WORK TO DO – Scan the material that follows. Copy every line containing the word "erişmesine".
------ ITEMS ------
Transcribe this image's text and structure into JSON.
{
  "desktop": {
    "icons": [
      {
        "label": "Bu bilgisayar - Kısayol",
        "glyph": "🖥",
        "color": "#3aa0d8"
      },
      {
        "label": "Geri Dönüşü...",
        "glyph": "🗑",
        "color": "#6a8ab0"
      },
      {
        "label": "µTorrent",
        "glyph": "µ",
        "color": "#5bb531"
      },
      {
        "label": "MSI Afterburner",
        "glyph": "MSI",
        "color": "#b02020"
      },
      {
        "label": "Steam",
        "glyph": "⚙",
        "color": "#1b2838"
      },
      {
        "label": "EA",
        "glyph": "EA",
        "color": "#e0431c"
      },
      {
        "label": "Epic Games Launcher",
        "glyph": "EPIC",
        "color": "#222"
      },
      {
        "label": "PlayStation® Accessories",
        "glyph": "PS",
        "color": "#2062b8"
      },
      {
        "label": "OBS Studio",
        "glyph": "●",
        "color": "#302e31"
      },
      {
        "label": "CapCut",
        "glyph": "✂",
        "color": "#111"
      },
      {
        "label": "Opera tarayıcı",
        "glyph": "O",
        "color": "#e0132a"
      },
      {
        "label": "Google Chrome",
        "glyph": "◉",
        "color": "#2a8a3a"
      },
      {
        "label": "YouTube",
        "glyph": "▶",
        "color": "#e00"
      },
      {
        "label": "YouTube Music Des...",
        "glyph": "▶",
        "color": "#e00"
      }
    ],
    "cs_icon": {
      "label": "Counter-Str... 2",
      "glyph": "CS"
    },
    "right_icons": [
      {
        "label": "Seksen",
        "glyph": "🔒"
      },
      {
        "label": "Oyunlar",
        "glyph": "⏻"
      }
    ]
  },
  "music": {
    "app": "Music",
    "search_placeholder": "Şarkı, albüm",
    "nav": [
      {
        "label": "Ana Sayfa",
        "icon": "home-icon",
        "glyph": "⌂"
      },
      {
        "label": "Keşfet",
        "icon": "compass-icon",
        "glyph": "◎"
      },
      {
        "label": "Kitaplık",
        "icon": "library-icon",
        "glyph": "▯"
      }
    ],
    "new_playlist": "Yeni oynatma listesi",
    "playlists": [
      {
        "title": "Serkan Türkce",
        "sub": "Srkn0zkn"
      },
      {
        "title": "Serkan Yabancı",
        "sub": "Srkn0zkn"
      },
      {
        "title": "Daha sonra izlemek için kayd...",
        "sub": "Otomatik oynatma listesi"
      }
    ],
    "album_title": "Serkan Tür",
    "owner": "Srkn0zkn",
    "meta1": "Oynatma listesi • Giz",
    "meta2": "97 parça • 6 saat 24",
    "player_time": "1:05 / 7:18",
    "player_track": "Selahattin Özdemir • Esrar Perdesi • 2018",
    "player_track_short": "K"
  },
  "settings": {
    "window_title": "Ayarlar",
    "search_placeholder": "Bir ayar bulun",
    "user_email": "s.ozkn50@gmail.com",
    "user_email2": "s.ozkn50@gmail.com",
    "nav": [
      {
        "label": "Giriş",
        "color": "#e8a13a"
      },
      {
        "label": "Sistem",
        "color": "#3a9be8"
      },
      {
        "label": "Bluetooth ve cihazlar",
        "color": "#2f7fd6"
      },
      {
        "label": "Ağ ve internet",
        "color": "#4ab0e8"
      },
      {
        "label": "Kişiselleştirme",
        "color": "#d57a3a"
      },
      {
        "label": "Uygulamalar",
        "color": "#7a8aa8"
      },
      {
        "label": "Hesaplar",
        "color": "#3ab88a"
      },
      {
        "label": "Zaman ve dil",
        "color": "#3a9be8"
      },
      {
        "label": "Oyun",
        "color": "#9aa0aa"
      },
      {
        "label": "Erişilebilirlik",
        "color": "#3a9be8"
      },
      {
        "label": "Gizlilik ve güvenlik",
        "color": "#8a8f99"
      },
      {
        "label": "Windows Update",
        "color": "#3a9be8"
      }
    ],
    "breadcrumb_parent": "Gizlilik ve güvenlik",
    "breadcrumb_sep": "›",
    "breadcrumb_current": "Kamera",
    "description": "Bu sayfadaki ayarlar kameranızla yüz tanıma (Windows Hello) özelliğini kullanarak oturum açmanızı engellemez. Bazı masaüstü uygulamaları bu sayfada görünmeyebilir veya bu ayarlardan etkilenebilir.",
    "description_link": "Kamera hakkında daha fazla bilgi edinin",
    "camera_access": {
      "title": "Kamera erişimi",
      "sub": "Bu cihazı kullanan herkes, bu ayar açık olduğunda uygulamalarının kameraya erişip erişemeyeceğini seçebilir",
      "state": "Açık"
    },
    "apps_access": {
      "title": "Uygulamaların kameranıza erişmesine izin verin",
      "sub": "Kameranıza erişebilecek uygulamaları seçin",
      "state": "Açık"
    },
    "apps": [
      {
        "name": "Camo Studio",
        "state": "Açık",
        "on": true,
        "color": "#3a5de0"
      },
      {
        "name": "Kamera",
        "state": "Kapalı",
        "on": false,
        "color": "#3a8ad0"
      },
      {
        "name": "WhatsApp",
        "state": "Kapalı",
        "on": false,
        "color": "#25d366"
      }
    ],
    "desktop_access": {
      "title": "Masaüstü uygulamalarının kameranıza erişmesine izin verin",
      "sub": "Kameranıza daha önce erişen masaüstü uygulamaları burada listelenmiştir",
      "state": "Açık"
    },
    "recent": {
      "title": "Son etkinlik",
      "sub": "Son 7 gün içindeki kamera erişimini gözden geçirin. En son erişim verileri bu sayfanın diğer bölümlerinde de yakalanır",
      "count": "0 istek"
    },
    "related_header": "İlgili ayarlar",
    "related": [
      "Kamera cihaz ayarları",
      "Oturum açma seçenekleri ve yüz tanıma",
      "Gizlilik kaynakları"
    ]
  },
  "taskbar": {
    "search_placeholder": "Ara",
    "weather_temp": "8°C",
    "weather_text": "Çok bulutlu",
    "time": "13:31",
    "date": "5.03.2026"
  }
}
------
------ ITEMS ------
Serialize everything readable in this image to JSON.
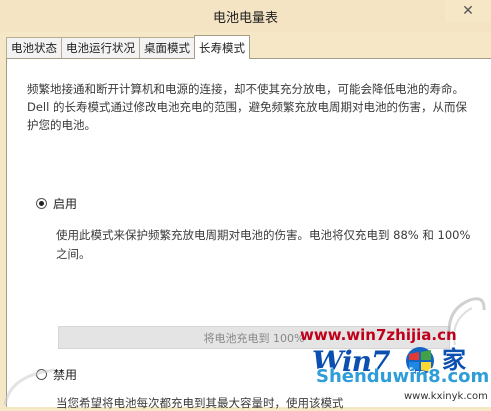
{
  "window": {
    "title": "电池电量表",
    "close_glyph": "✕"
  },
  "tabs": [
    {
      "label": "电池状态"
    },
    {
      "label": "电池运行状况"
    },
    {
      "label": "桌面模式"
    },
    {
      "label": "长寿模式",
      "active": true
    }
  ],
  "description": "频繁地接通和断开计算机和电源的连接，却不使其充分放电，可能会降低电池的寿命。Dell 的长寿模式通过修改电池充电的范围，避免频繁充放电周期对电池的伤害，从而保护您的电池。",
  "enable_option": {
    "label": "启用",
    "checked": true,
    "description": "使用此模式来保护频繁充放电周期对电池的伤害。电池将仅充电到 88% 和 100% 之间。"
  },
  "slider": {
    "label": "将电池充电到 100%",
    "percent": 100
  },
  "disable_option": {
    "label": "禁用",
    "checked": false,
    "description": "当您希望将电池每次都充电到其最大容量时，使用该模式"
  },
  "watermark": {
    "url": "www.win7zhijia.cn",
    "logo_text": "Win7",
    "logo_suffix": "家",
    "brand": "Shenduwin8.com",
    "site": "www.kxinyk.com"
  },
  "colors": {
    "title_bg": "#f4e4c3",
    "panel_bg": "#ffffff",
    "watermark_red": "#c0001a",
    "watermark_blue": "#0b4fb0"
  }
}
------
------ ITEMS ------
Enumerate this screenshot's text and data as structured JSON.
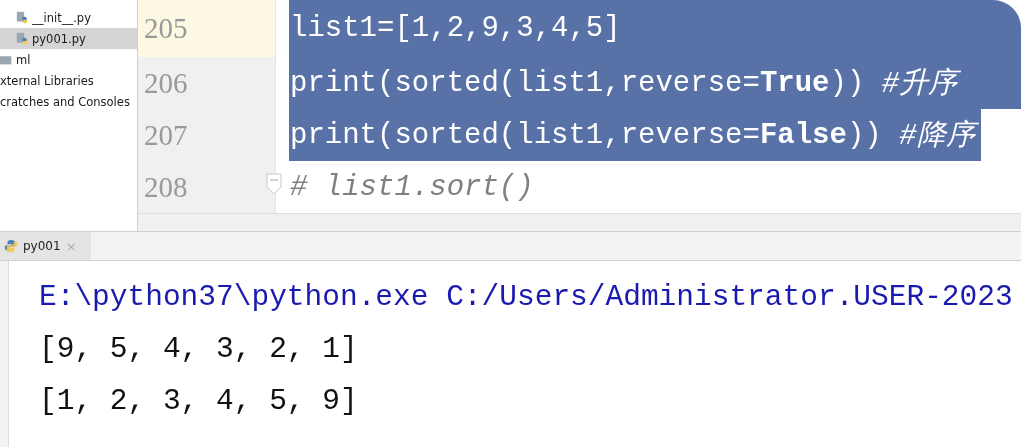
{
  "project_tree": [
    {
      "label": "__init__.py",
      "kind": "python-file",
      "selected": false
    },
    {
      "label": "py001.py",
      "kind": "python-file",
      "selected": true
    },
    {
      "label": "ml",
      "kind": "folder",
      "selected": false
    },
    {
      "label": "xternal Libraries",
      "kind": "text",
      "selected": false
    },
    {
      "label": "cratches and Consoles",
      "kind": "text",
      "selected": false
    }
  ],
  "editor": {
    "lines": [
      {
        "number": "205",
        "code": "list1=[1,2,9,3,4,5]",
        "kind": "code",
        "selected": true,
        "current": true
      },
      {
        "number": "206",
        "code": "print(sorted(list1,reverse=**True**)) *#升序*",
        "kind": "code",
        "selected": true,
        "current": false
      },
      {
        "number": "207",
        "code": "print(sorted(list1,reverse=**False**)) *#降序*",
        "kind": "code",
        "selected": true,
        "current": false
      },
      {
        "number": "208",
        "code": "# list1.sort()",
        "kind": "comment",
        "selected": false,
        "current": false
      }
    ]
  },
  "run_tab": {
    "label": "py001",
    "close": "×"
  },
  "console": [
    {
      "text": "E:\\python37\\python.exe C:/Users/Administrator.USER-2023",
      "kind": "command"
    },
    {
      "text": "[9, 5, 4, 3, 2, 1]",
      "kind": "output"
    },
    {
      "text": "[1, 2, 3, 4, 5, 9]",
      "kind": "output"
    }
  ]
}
------
REPLY –
      "title": "Uygulamaların kameranıza erişmesine izin verin",
      "title": "Masaüstü uygulamalarının kameranıza erişmesine izin verin",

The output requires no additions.